= Ousmane Issoufi Maïga =

Malian prime minister (born 1946)

Ousmane Issoufi Maïga (born 1946) was the Prime Minister of Mali from 2004 to 2007. Issoufi had previously held several ministerial posts in previous governments.

Issoufi was born near Gao, in the north of Mali. He studied economics at the University of Kyiv (Ukraine ― at the time part of the USSR) and then at the American University in Washington, DC, where he graduated with a degree in banking and finance. He has worked for the World Bank and in the French Ministry of Finance, where he was Assistant Director of the Caisse autonome d’amortissement (Autonomous Debt Financing Fund).

Following the ouster of Moussa Traoré in March 1991, Maïga became Minister in charge of the State Contrôle Général in the transitional government. He later became Secretary-General of the Ministry of Finance before being appointed Minister of Youth and Sports on June 23, 2001. In this position, he organised Mali's hosting of the African Nations Cup in 2002.

What to work on:
[a] On what date was Maïga appointed Minister of Youth and Sports, according to the biography of Ousmane Issoufi Maïga?
[b] Please continue the biography of Ousmane Issoufi Maïga, picking up after its last sentence.
The listing that comes next is separate material, apart from the biography of Ousmane Issoufi Maïga.

Page element annotations

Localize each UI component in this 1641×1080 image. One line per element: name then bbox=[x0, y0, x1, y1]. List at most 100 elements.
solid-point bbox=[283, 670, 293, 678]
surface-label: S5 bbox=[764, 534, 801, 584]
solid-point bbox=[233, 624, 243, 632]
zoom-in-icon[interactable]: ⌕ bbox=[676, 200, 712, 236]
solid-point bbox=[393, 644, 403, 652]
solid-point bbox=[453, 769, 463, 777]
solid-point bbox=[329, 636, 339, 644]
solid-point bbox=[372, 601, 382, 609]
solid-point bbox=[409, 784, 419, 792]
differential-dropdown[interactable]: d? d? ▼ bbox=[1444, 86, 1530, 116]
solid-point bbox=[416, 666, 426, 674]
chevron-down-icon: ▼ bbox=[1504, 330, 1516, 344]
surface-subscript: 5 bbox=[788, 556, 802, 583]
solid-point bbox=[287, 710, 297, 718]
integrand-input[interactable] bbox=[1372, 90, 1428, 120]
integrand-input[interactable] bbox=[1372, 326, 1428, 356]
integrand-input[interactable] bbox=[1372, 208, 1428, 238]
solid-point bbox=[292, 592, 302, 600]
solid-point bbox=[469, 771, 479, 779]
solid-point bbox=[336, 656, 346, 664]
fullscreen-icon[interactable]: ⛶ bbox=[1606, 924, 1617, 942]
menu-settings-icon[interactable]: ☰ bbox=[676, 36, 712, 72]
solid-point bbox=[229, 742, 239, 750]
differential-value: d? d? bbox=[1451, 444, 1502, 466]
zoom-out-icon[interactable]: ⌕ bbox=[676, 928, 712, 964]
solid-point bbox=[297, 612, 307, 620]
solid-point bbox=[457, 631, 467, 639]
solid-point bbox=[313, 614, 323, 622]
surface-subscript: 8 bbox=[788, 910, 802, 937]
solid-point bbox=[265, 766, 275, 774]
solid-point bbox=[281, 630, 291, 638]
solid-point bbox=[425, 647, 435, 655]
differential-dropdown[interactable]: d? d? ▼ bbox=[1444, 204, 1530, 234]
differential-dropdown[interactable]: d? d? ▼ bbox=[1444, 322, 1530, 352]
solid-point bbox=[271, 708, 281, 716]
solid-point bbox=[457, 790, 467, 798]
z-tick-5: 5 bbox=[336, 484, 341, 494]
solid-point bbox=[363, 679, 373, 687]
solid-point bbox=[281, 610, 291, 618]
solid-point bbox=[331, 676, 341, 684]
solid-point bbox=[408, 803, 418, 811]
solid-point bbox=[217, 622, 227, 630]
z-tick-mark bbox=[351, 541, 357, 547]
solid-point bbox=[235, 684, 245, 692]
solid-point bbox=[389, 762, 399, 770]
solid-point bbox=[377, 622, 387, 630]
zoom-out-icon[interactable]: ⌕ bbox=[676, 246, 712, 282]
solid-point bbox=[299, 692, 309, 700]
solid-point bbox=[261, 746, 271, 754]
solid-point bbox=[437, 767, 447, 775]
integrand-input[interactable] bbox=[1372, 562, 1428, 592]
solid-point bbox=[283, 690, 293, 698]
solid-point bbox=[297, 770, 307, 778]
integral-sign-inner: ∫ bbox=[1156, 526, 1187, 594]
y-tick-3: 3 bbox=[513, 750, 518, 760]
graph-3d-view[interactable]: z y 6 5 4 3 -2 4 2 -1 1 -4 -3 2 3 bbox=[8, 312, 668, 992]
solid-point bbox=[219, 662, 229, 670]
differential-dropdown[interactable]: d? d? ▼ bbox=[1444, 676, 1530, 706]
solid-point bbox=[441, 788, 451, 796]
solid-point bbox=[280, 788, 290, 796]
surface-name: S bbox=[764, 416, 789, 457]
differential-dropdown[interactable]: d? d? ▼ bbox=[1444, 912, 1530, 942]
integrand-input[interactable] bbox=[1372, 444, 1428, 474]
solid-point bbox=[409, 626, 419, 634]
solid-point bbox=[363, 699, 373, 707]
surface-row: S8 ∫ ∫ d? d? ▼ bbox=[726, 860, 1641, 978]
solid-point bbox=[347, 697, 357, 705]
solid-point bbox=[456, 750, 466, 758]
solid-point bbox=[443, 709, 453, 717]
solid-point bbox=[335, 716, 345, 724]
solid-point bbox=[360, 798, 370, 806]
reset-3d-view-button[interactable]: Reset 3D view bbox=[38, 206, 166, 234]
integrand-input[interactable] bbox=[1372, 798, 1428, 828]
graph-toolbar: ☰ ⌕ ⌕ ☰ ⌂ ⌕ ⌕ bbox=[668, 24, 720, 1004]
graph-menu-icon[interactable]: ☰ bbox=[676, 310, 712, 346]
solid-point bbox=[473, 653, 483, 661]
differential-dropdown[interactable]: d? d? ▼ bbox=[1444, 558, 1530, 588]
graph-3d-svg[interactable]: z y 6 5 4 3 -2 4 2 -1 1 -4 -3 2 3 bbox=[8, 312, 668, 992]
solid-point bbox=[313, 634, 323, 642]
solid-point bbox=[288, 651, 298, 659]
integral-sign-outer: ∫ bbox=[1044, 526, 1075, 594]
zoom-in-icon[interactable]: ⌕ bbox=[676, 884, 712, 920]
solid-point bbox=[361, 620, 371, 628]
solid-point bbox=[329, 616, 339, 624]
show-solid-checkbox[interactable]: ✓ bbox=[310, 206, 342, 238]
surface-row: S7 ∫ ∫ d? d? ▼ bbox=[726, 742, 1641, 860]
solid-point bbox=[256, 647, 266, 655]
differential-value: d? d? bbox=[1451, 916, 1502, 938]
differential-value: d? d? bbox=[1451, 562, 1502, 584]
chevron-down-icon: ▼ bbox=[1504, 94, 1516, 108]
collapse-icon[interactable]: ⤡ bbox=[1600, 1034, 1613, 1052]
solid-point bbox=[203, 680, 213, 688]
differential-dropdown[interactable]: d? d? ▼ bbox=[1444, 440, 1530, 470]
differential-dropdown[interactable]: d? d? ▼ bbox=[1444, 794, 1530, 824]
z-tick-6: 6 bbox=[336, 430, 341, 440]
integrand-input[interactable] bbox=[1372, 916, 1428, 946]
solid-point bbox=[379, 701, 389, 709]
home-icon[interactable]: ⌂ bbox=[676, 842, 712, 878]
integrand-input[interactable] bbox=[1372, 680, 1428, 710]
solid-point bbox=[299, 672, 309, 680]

Per-task answers:
[a] June 23, 2001.

[b]
After the election of Amadou Toumani Touré as President, Issoufi became Minister of the Economy and Finance on June 14, 2002, serving under Prime Minister Ahmed Mohamed ag Hamani. Subsequently, in the government named on October 16, 2002, he became Minister of Equipment and Transport.

He remained Minister of Equipment and Transport until he was named Prime Minister on April 29, 2004. After Touré was sworn in for a second term as President, Maïga presented his resignation on June 9, 2007, but Touré asked the government to remain in place. Following the July 2007 parliamentary election, he again presented his government's resignation, which Touré accepted, on September 27, 2007. Touré thanked him for his work as Prime Minister and appointed Modibo Sidibé as his successor on September 28.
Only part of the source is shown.